[START Input]
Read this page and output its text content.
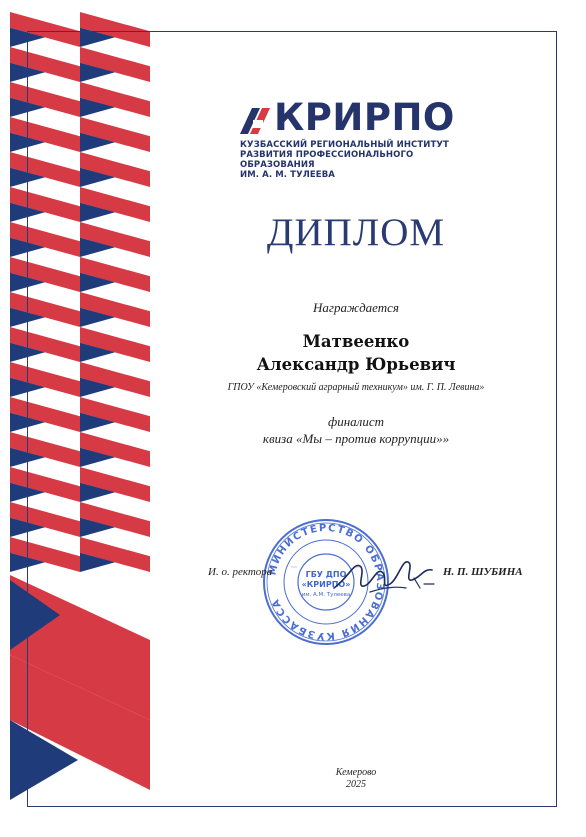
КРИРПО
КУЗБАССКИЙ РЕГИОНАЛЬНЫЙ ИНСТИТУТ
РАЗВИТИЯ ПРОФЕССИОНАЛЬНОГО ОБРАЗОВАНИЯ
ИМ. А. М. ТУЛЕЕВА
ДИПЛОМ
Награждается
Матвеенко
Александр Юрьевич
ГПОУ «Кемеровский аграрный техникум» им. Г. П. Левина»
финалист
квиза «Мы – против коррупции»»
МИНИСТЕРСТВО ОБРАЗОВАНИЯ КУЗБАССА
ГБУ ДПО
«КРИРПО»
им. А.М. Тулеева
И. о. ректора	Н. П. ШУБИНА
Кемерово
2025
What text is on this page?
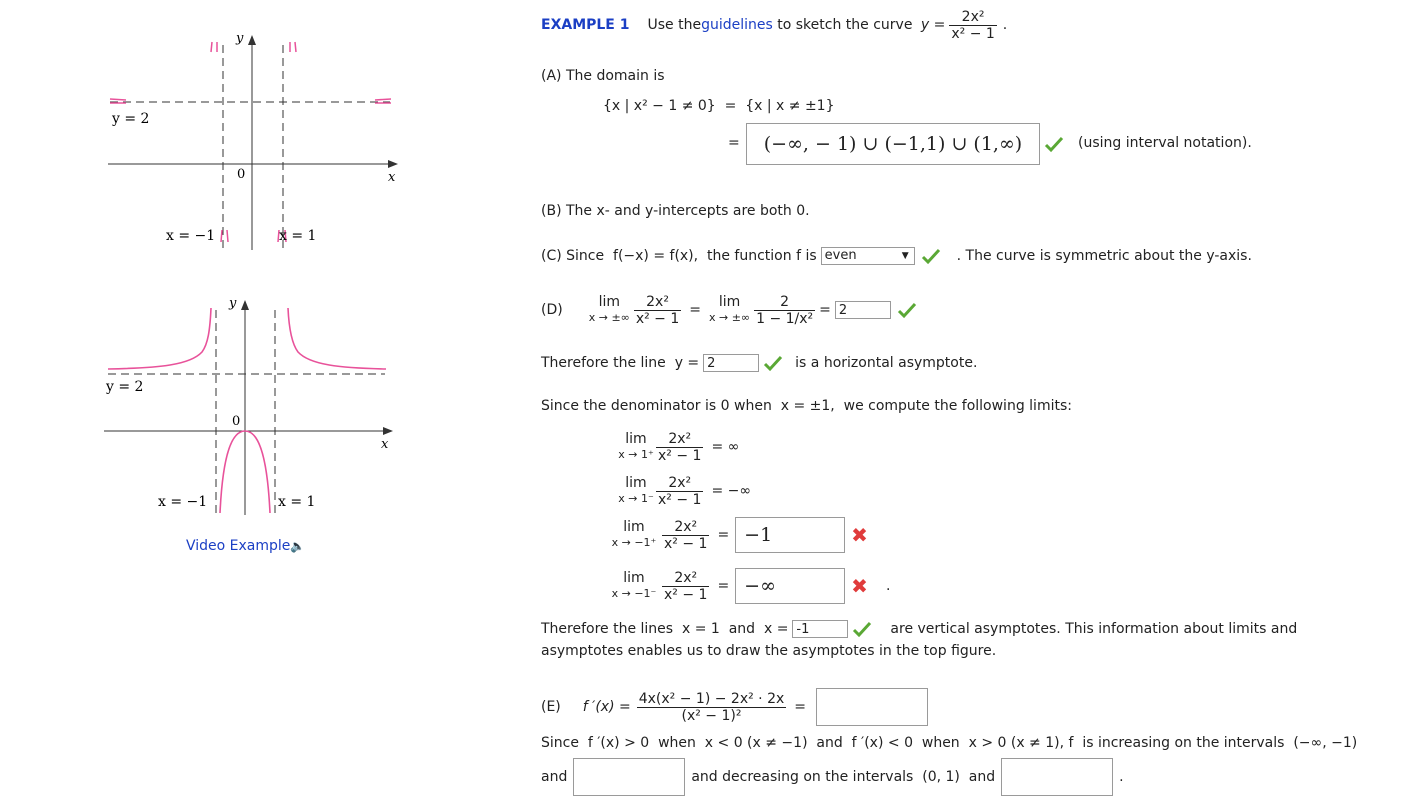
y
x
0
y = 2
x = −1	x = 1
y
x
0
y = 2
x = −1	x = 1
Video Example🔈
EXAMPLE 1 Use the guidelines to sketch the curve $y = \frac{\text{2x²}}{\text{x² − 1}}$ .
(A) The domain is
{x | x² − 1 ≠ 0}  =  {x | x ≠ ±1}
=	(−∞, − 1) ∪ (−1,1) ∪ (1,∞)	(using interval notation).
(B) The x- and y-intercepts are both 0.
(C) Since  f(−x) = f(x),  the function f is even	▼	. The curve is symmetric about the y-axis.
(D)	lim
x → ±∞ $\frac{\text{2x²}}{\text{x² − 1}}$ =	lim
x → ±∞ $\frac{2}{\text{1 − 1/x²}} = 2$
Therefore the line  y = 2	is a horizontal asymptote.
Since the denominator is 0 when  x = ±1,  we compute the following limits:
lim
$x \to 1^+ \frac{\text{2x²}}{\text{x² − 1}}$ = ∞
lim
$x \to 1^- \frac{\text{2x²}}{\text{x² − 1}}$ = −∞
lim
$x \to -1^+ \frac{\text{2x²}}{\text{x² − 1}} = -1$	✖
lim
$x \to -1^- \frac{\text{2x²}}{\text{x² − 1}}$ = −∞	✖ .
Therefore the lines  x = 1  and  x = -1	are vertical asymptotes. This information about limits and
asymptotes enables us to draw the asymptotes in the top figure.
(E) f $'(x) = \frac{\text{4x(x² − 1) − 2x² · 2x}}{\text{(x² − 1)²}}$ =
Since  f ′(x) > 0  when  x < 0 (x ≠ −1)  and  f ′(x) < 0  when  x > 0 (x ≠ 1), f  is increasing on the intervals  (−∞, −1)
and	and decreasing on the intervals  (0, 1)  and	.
[END Input]
__Exercise instructions__
Please set down each line of the data above exactly as written, without the pictures.

__Solution to the problem__
Read this page and output its text content.
КРИРПО
КУЗБАССКИЙ РЕГИОНАЛЬНЫЙ ИНСТИТУТ
РАЗВИТИЯ ПРОФЕССИОНАЛЬНОГО ОБРАЗОВАНИЯ
ИМ. А. М. ТУЛЕЕВА
ДИПЛОМ
Награждается
Матвеенко
Александр Юрьевич
ГПОУ «Кемеровский аграрный техникум» им. Г. П. Левина»
финалист
квиза «Мы – против коррупции»»
МИНИСТЕРСТВО ОБРАЗОВАНИЯ КУЗБАССА
ГБУ ДПО
«КРИРПО»
им. А.М. Тулеева
И. о. ректора	Н. П. ШУБИНА
Кемерово
2025
What text is on this page?
y
x
0
y = 2
x = −1	x = 1
y
x
0
y = 2
x = −1	x = 1
Video Example🔈
EXAMPLE 1 Use the guidelines to sketch the curve $y = \frac{\text{2x²}}{\text{x² − 1}}$ .
(A) The domain is
{x | x² − 1 ≠ 0}  =  {x | x ≠ ±1}
=	(−∞, − 1) ∪ (−1,1) ∪ (1,∞)	(using interval notation).
(B) The x- and y-intercepts are both 0.
(C) Since  f(−x) = f(x),  the function f is even	▼	. The curve is symmetric about the y-axis.
(D)	lim
x → ±∞ $\frac{\text{2x²}}{\text{x² − 1}}$ =	lim
x → ±∞ $\frac{2}{\text{1 − 1/x²}} = 2$
Therefore the line  y = 2	is a horizontal asymptote.
Since the denominator is 0 when  x = ±1,  we compute the following limits:
lim
$x \to 1^+ \frac{\text{2x²}}{\text{x² − 1}}$ = ∞
lim
$x \to 1^- \frac{\text{2x²}}{\text{x² − 1}}$ = −∞
lim
$x \to -1^+ \frac{\text{2x²}}{\text{x² − 1}} = -1$	✖
lim
$x \to -1^- \frac{\text{2x²}}{\text{x² − 1}}$ = −∞	✖ .
Therefore the lines  x = 1  and  x = -1	are vertical asymptotes. This information about limits and
asymptotes enables us to draw the asymptotes in the top figure.
(E) f $'(x) = \frac{\text{4x(x² − 1) − 2x² · 2x}}{\text{(x² − 1)²}}$ =
Since  f ′(x) > 0  when  x < 0 (x ≠ −1)  and  f ′(x) < 0  when  x > 0 (x ≠ 1), f  is increasing on the intervals  (−∞, −1)
and	and decreasing on the intervals  (0, 1)  and	.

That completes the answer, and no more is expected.